GIVEN INSTRUCTION - Scan the data beneath this task and copy each line that includes "true".

begin MATERIAL PROVIDED

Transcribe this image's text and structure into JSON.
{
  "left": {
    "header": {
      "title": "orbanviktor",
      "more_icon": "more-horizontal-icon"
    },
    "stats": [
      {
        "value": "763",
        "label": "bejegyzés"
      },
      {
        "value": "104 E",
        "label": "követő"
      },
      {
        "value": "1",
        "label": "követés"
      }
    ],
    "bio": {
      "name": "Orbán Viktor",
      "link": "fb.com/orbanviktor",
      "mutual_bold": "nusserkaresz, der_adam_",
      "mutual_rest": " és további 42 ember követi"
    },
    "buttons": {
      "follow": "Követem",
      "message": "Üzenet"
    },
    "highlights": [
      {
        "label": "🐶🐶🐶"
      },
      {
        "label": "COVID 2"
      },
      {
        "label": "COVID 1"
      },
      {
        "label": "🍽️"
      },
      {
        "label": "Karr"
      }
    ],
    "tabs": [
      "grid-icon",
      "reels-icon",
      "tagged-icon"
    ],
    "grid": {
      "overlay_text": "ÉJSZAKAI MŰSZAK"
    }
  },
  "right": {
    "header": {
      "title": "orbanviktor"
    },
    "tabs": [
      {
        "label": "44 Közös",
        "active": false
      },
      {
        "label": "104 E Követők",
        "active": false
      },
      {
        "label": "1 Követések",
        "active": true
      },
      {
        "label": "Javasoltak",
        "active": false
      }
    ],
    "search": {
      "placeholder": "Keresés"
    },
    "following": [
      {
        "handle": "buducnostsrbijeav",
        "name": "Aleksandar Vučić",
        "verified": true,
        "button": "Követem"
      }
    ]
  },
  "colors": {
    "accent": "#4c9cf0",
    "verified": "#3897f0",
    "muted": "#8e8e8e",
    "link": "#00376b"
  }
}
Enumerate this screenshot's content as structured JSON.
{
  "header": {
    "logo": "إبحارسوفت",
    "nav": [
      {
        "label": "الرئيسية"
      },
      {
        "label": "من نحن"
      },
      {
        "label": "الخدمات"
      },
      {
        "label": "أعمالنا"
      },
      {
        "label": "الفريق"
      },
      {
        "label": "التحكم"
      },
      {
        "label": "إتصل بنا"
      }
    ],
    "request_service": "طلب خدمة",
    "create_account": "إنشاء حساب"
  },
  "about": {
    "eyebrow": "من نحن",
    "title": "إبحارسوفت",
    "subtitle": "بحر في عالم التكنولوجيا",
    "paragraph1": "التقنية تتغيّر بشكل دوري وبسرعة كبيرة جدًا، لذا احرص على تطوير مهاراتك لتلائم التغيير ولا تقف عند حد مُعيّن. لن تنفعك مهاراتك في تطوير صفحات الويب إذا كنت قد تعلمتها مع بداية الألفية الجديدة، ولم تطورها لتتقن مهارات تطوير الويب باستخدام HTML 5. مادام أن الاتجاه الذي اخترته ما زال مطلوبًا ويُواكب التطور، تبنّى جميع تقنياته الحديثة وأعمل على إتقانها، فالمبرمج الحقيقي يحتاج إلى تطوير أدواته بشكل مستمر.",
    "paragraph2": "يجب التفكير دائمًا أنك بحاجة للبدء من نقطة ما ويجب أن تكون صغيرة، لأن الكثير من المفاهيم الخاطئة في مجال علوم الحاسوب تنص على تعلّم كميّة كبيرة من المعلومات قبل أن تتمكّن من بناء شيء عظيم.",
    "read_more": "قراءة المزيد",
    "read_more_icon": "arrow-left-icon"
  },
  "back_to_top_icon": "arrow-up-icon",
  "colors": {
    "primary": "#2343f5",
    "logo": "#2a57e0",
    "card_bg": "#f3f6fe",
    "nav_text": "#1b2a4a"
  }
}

end MATERIAL PROVIDED
begin MATERIAL PROVIDED

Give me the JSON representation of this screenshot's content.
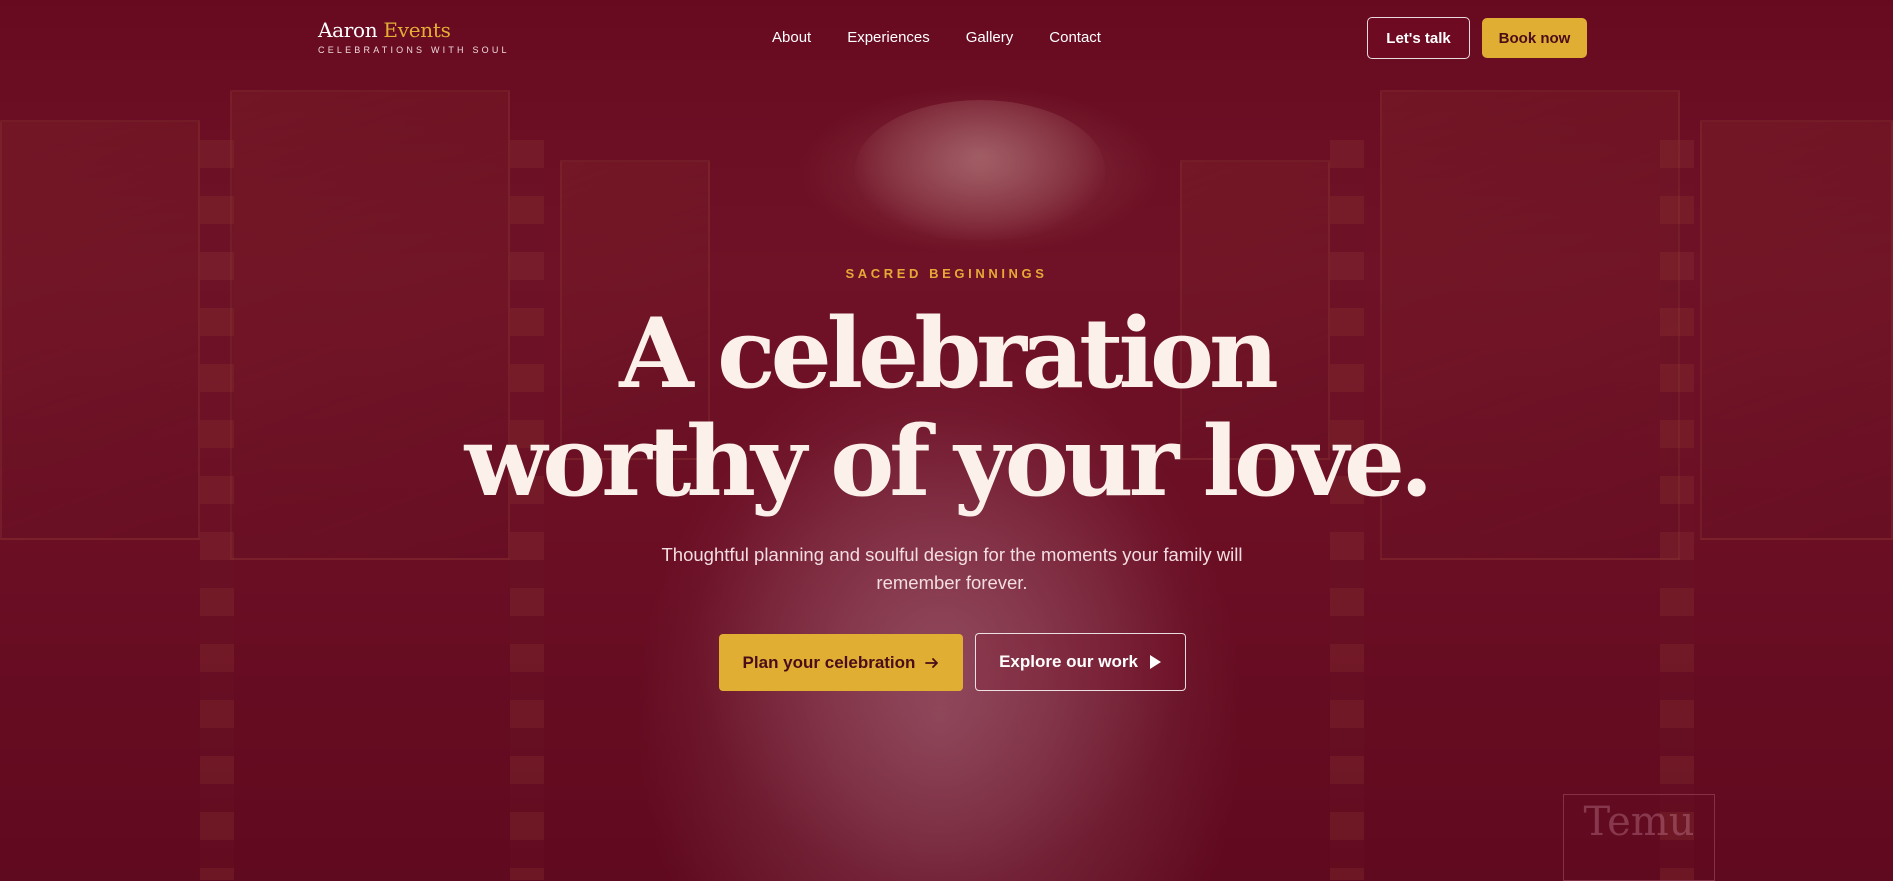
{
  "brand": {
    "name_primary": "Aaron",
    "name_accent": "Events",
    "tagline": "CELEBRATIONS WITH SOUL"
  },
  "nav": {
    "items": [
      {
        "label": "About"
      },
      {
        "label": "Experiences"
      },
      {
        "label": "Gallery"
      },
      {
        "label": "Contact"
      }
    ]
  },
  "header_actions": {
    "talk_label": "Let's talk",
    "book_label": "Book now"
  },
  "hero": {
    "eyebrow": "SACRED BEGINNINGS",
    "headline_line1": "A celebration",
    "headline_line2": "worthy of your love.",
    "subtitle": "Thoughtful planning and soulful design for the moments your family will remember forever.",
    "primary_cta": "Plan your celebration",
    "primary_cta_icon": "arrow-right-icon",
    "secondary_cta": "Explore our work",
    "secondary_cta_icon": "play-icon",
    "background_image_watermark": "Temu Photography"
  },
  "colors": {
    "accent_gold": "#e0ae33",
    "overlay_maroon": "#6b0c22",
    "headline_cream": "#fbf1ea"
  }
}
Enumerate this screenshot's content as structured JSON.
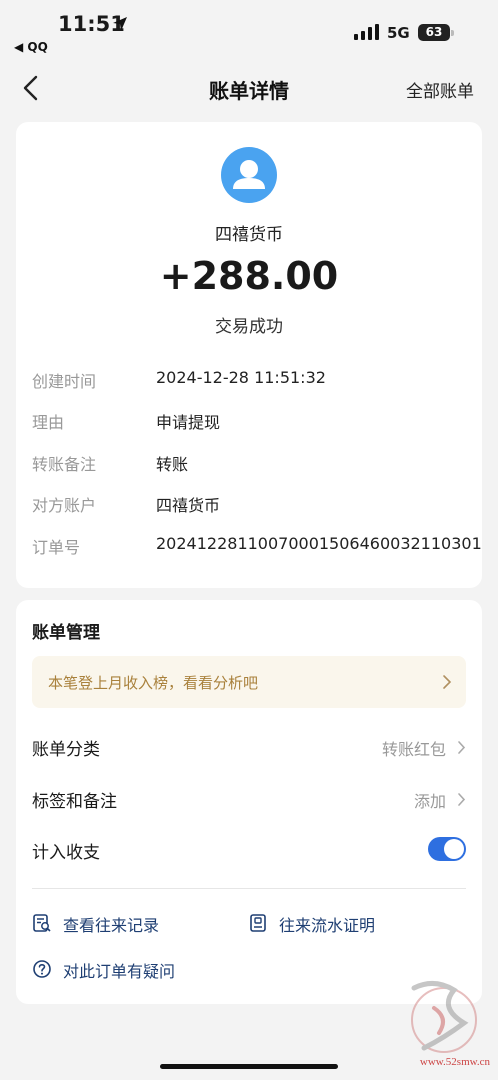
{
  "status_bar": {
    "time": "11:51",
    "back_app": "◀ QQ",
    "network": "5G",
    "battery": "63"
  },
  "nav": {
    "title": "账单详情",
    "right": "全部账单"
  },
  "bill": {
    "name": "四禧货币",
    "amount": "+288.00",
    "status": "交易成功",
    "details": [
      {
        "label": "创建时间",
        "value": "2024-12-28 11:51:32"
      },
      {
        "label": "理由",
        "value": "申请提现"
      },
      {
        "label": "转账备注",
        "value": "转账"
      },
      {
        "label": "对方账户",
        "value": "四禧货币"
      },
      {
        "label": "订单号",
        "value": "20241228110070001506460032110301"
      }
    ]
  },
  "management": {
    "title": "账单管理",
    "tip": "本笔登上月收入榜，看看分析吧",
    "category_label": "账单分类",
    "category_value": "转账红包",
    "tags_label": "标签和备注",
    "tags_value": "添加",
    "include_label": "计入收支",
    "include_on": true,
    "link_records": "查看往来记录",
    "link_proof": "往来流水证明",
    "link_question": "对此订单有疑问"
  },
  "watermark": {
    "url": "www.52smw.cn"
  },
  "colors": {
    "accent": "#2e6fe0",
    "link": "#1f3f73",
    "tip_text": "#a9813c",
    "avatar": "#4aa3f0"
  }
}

end MATERIAL PROVIDED
begin MATERIAL PROVIDED

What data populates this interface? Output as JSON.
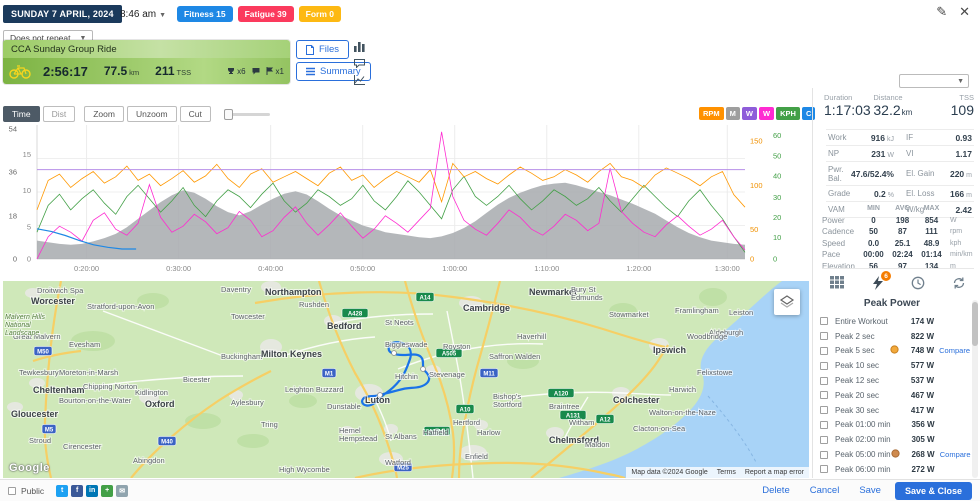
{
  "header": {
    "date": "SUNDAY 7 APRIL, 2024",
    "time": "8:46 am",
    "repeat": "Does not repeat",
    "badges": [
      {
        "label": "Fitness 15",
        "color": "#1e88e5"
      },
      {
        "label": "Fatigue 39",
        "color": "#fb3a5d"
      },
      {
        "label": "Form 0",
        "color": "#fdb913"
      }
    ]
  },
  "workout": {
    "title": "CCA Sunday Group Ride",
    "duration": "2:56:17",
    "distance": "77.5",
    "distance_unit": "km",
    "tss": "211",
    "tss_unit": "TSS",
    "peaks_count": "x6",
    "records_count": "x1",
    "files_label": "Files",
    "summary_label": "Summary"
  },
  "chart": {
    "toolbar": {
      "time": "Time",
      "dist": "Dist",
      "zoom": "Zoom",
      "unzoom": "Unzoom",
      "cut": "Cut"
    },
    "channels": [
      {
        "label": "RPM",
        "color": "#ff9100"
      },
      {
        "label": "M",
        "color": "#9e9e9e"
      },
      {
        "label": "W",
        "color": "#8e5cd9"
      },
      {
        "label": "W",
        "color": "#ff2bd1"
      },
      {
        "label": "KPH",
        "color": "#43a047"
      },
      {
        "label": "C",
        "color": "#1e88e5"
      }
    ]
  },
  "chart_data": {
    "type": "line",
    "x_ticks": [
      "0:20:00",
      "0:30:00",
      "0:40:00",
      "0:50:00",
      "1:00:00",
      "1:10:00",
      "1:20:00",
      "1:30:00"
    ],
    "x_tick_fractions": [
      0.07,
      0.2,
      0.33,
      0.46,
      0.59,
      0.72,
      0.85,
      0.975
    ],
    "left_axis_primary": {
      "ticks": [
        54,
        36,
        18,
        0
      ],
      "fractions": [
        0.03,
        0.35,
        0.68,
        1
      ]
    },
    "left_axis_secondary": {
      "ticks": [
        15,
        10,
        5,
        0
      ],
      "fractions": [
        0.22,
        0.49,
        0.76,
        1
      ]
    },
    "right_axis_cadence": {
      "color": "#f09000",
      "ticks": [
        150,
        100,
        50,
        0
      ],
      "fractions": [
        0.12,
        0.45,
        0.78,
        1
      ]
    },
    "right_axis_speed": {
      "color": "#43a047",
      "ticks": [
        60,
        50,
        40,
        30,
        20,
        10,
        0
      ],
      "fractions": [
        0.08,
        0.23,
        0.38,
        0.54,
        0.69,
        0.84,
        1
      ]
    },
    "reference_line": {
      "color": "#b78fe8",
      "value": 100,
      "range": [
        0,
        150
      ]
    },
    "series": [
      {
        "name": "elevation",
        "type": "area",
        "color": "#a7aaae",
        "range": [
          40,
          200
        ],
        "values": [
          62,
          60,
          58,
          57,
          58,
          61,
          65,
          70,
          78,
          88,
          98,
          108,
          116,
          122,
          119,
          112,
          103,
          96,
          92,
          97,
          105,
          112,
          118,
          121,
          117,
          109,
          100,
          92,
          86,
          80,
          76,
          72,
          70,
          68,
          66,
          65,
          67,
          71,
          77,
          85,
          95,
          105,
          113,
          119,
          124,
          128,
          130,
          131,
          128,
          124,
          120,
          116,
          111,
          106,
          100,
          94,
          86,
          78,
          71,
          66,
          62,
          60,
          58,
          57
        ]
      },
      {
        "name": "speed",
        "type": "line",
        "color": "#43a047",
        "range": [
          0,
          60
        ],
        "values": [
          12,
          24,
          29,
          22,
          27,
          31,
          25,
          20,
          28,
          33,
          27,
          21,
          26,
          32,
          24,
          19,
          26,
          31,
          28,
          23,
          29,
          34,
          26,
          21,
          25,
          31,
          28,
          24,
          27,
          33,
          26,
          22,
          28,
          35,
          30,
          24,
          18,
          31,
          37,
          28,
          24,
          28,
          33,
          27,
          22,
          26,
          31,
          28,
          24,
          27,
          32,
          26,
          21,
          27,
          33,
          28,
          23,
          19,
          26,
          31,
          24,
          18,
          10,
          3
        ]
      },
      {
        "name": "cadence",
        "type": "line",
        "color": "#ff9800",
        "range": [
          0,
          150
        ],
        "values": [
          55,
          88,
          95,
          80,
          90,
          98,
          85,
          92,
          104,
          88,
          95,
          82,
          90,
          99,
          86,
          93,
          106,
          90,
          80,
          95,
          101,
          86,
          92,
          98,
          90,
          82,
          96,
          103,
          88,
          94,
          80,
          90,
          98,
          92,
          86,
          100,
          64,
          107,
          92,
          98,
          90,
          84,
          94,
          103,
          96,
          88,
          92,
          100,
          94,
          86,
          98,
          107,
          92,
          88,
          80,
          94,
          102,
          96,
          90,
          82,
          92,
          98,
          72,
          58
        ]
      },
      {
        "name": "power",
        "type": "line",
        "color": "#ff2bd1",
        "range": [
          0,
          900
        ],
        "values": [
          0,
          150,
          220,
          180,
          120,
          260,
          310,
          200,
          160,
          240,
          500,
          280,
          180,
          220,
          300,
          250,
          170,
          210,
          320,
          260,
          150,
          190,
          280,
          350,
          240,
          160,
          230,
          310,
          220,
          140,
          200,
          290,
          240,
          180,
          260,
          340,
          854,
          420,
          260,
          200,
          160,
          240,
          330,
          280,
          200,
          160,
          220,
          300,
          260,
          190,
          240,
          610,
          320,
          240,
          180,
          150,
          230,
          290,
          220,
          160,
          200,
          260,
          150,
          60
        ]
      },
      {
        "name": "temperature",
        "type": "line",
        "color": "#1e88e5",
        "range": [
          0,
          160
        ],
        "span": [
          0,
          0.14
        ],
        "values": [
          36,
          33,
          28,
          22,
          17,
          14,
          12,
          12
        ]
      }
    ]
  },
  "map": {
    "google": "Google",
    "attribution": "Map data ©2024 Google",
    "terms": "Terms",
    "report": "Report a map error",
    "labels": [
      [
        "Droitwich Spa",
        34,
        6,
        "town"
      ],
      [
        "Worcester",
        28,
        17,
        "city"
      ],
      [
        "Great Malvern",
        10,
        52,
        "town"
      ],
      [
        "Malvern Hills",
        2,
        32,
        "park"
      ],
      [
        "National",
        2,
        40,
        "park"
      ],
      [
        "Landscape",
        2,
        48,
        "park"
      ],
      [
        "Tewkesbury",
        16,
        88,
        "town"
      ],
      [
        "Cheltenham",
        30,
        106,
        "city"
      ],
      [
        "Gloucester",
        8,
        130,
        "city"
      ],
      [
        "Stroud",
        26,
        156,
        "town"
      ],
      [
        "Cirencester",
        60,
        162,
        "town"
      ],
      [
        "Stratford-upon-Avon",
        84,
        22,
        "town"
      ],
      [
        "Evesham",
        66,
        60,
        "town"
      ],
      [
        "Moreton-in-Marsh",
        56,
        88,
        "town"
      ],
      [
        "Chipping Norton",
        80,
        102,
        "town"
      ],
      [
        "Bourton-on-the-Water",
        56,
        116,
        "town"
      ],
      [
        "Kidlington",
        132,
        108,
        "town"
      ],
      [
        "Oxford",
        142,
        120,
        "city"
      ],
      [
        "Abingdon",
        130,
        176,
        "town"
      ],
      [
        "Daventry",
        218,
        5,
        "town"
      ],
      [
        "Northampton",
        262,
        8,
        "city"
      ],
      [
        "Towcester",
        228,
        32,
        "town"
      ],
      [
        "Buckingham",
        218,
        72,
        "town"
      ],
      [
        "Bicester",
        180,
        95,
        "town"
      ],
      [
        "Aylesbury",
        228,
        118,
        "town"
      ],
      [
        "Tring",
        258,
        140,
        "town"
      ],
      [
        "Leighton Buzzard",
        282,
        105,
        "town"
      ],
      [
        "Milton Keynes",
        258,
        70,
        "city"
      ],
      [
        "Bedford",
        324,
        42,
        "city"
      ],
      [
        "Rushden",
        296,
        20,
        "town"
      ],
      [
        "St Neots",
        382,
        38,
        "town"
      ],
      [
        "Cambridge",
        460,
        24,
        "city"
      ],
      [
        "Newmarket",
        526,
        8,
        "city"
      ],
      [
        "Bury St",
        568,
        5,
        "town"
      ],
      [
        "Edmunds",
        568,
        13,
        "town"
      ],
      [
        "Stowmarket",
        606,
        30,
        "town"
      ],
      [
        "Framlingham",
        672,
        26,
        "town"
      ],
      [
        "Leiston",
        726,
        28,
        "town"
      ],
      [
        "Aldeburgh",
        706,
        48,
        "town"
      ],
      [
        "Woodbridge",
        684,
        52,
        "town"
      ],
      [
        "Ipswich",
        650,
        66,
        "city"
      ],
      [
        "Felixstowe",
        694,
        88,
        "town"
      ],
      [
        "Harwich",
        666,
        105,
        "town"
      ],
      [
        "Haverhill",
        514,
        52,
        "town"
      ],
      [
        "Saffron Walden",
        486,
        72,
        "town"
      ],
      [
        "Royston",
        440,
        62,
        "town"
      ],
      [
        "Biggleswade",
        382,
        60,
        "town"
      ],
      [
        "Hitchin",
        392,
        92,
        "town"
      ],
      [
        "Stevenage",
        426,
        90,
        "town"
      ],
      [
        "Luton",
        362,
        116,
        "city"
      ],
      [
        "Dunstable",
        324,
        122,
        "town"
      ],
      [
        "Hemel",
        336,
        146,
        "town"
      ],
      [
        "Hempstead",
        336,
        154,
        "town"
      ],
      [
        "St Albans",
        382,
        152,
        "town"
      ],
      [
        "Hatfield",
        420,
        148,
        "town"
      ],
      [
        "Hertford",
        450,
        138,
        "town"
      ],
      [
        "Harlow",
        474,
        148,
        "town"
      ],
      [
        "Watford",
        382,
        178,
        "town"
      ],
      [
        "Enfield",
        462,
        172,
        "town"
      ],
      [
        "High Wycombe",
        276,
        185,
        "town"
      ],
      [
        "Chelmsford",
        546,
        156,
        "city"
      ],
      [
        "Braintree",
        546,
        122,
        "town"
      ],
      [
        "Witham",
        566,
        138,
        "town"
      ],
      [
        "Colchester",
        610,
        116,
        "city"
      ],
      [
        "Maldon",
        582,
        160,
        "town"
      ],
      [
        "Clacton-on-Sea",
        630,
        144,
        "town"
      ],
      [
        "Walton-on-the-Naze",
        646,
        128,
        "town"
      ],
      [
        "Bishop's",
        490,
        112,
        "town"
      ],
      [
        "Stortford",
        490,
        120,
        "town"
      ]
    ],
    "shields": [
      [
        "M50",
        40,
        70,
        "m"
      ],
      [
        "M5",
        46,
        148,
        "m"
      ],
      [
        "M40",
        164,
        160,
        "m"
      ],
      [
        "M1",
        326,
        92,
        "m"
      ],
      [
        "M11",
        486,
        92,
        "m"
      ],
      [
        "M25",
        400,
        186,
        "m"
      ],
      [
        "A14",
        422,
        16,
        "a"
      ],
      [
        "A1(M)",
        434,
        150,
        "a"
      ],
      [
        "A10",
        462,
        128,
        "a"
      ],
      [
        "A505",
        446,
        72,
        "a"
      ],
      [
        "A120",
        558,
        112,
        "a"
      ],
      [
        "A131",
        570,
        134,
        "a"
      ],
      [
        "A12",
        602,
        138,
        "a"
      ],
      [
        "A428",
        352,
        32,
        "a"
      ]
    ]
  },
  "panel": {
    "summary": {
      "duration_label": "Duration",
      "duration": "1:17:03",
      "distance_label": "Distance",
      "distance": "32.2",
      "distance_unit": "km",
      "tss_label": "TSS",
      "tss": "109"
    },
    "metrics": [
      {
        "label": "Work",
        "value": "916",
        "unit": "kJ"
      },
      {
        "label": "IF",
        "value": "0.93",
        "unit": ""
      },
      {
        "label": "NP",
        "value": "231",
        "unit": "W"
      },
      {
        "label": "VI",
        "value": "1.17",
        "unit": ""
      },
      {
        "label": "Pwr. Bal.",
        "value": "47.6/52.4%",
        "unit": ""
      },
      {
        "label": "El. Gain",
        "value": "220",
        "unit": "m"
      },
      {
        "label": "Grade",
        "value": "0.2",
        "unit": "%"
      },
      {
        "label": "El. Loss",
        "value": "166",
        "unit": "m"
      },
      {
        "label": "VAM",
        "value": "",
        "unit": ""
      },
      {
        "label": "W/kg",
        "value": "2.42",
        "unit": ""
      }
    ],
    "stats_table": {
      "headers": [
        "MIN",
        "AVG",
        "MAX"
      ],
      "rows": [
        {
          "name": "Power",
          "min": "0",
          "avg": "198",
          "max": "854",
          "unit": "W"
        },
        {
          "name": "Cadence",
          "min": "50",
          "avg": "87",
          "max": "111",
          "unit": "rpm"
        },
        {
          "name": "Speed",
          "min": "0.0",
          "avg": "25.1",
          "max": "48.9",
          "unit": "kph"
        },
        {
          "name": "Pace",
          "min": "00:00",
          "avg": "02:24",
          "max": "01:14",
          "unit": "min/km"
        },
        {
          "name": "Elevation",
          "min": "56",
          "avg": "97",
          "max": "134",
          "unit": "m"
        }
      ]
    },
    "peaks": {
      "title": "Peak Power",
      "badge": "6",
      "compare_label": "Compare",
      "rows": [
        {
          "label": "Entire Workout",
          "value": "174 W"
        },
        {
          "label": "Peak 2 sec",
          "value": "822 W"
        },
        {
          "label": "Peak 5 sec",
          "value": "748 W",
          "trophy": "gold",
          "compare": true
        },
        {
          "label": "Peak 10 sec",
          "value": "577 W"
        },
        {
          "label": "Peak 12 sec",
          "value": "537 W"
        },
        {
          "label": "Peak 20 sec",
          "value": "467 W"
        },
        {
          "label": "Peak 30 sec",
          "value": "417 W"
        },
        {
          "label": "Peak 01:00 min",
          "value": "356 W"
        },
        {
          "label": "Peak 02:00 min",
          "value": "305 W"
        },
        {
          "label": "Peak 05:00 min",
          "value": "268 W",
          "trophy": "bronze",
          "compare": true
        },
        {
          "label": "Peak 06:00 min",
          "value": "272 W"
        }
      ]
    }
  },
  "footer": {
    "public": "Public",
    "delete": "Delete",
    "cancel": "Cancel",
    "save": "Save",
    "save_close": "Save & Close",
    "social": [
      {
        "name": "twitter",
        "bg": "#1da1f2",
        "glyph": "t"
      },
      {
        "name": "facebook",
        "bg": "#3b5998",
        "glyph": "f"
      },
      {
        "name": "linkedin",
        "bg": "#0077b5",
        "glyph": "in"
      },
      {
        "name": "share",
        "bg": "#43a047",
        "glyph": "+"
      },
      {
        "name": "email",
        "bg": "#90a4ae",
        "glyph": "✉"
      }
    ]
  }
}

end MATERIAL PROVIDED

RESPONSE TO THIS TASK -
        "active": true
        "verified": true,
    "include_on": true,
          "compare": true
          "compare": true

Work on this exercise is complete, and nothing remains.